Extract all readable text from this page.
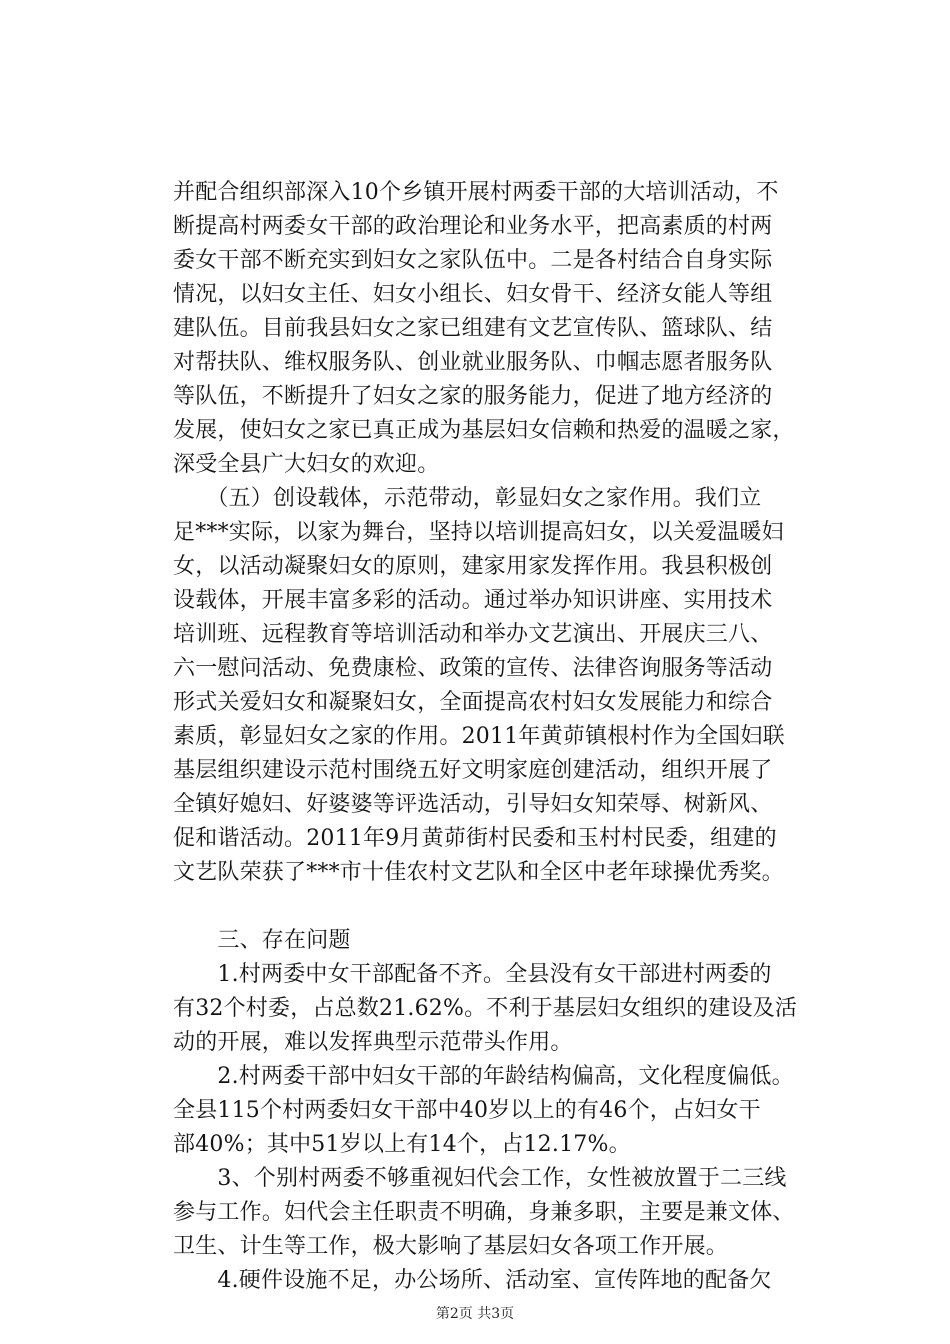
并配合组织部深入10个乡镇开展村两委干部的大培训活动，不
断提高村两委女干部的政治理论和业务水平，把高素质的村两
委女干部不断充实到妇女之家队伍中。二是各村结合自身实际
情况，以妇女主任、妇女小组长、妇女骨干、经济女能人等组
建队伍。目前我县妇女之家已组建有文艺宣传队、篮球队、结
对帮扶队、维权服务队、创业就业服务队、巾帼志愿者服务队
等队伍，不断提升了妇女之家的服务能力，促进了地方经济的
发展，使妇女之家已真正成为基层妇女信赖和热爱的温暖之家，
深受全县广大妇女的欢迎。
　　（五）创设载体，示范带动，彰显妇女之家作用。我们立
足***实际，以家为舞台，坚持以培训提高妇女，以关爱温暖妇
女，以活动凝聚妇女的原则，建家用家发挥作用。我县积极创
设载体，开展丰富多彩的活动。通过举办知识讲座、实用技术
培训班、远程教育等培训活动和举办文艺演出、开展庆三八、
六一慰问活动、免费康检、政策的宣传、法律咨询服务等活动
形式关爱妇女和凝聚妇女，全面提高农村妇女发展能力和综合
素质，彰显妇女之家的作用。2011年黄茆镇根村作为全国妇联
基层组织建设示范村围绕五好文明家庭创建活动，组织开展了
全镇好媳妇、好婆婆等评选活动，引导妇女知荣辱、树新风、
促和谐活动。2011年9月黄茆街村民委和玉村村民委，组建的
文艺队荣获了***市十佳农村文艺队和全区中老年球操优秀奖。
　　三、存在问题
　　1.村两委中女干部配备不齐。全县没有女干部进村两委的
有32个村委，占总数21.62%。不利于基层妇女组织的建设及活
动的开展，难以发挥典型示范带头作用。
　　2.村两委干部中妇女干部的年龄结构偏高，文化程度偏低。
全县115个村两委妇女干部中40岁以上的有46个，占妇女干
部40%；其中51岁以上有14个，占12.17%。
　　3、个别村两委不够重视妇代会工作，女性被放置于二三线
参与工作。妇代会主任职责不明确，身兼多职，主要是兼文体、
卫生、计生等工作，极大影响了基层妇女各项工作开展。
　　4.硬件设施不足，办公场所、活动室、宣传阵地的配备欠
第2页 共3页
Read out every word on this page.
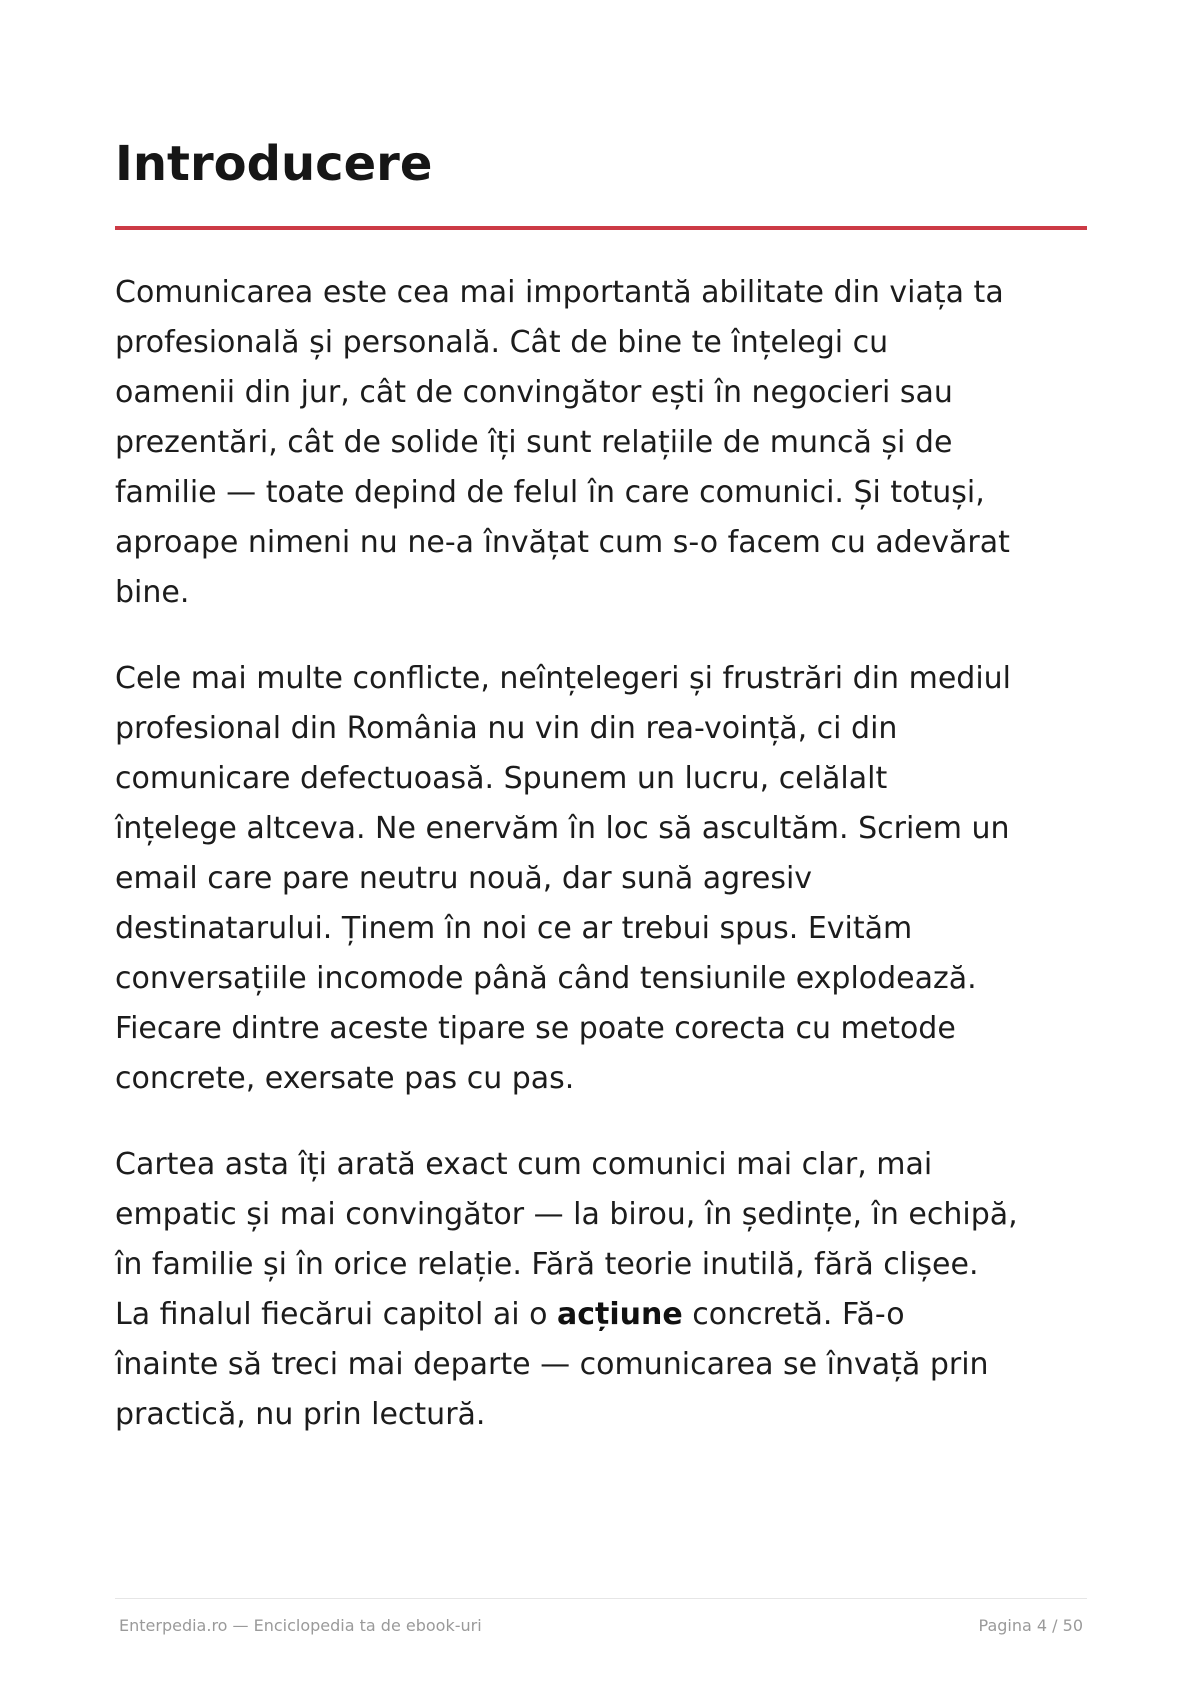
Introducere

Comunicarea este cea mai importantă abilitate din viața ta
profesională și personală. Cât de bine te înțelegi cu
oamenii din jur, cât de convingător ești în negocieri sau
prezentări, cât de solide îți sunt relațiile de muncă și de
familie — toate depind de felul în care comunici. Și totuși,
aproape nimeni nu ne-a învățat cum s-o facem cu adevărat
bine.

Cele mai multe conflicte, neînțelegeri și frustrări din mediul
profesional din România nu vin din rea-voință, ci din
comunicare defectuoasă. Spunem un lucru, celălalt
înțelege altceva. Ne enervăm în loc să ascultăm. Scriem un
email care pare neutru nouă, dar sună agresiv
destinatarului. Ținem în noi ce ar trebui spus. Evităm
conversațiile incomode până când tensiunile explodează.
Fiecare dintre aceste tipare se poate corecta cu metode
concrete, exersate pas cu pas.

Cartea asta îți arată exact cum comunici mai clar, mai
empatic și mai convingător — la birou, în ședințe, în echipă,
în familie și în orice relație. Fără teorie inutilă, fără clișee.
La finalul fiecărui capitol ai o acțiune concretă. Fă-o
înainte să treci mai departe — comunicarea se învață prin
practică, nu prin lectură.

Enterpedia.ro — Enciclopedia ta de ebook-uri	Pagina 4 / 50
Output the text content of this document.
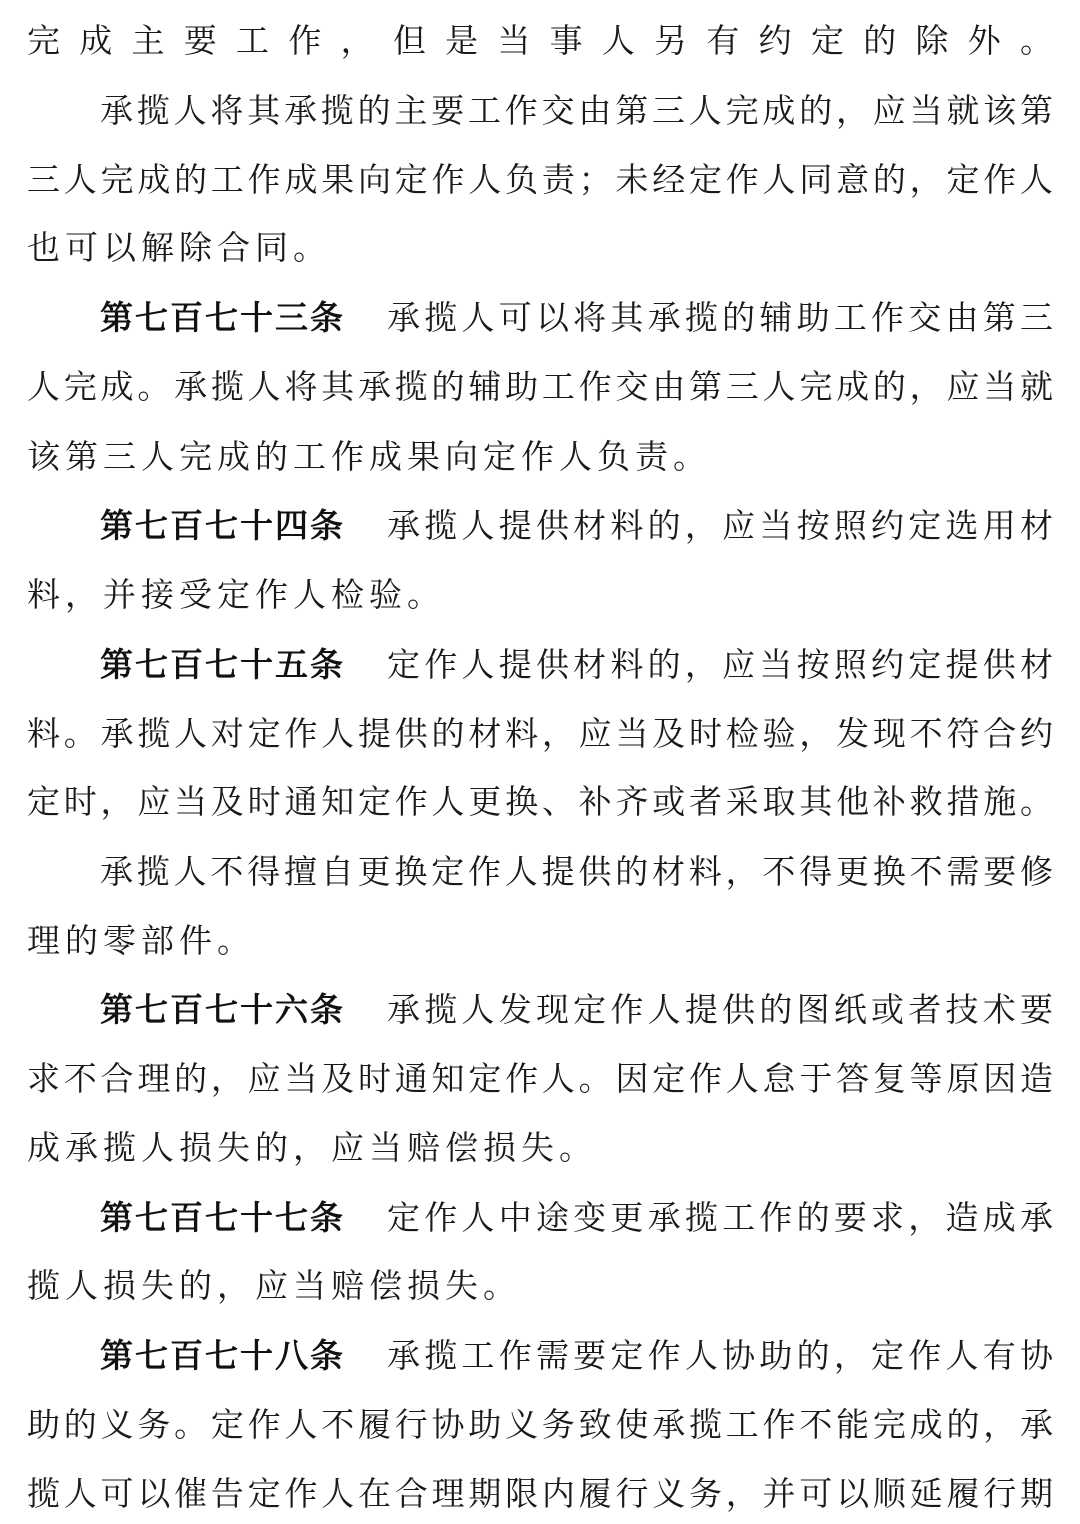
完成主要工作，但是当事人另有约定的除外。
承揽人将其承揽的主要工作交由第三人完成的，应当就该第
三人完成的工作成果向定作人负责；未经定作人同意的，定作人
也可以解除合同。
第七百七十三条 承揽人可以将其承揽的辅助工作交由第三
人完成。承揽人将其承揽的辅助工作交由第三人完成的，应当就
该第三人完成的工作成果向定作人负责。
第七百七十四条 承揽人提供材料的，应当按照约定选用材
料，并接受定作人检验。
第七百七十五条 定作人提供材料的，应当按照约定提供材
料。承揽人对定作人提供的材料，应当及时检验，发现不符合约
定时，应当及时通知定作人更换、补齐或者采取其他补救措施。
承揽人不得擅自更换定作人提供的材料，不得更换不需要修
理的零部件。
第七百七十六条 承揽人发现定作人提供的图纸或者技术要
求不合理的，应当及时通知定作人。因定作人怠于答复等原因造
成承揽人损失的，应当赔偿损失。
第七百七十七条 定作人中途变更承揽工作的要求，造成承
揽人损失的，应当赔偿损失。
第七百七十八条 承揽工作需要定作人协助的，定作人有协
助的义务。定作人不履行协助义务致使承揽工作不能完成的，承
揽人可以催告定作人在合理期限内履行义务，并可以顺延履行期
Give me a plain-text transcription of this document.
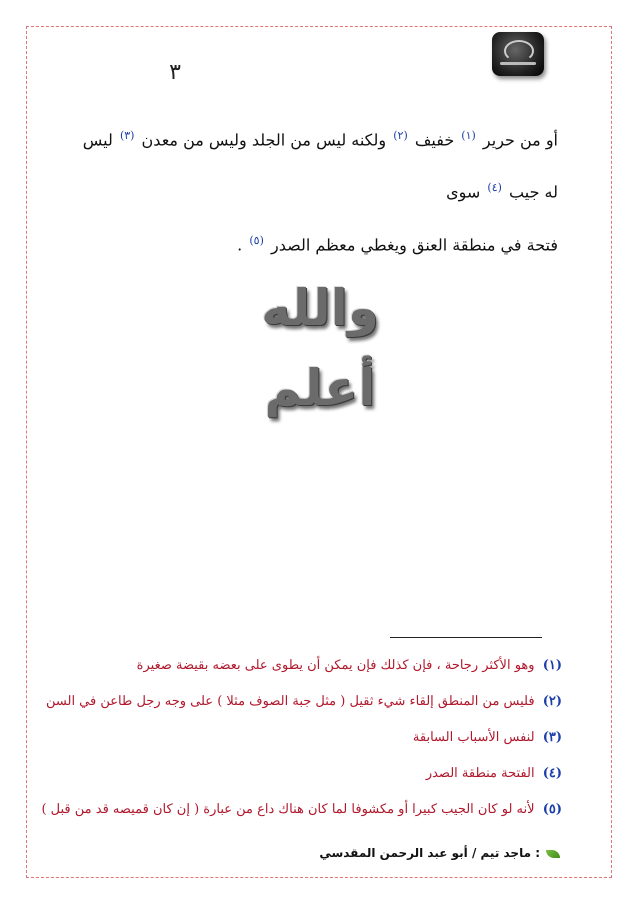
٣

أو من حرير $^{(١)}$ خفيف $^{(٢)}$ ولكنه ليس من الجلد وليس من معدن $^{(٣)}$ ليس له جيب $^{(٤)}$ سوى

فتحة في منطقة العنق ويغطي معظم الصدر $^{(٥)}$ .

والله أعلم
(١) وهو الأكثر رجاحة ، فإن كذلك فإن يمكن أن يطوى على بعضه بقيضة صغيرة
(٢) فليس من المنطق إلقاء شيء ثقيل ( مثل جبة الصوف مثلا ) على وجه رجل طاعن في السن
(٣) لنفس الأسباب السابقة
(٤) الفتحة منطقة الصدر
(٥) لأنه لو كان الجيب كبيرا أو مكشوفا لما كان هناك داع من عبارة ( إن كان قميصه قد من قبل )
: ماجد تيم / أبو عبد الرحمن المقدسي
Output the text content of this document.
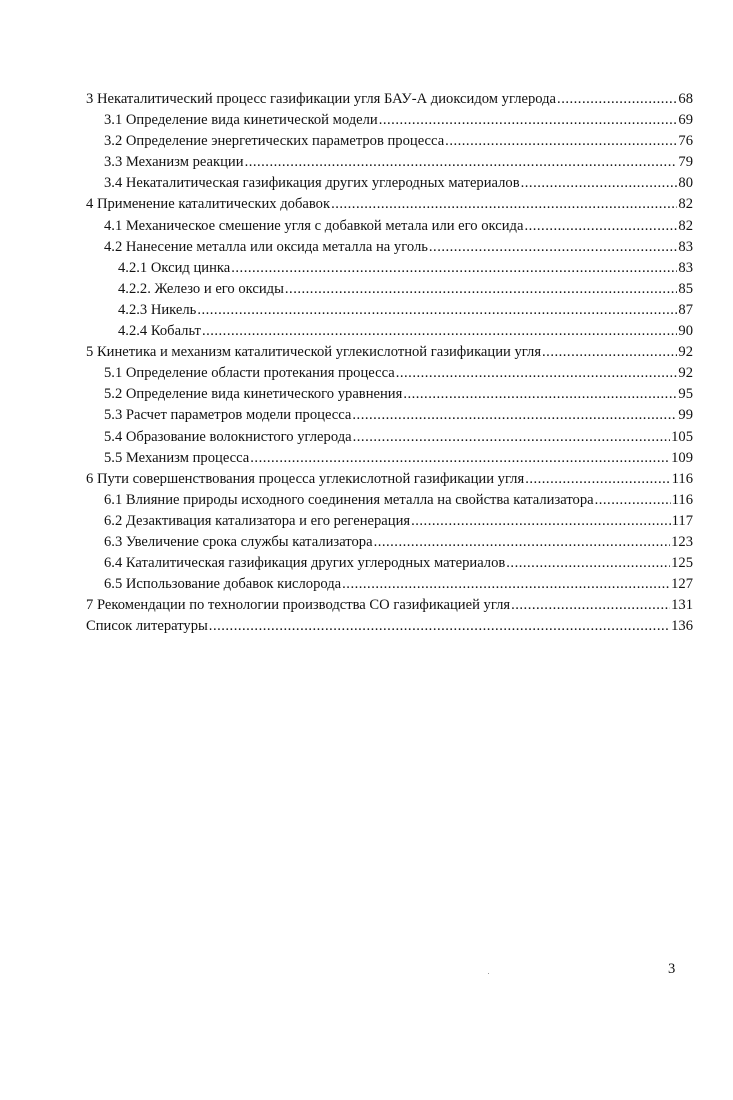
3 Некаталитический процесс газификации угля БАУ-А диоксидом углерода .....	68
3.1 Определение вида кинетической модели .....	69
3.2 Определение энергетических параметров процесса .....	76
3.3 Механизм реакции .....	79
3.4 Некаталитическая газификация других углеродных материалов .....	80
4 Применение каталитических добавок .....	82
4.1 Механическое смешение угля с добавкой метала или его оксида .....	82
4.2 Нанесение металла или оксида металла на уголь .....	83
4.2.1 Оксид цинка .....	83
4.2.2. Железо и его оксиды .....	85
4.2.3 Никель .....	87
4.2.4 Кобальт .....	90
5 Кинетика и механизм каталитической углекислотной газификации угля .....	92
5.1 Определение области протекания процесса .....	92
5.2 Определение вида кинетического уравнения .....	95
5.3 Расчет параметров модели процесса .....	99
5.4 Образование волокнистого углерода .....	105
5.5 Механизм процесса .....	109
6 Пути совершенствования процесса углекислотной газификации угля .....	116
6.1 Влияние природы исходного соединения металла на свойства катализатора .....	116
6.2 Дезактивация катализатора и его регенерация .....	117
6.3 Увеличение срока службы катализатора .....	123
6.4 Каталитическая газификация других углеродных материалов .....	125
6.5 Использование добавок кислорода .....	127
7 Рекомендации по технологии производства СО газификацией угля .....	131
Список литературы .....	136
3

== Problem to solve ==
How many lines of the records contain the string "text"? Respond with the number alone.

== Written answer ==
4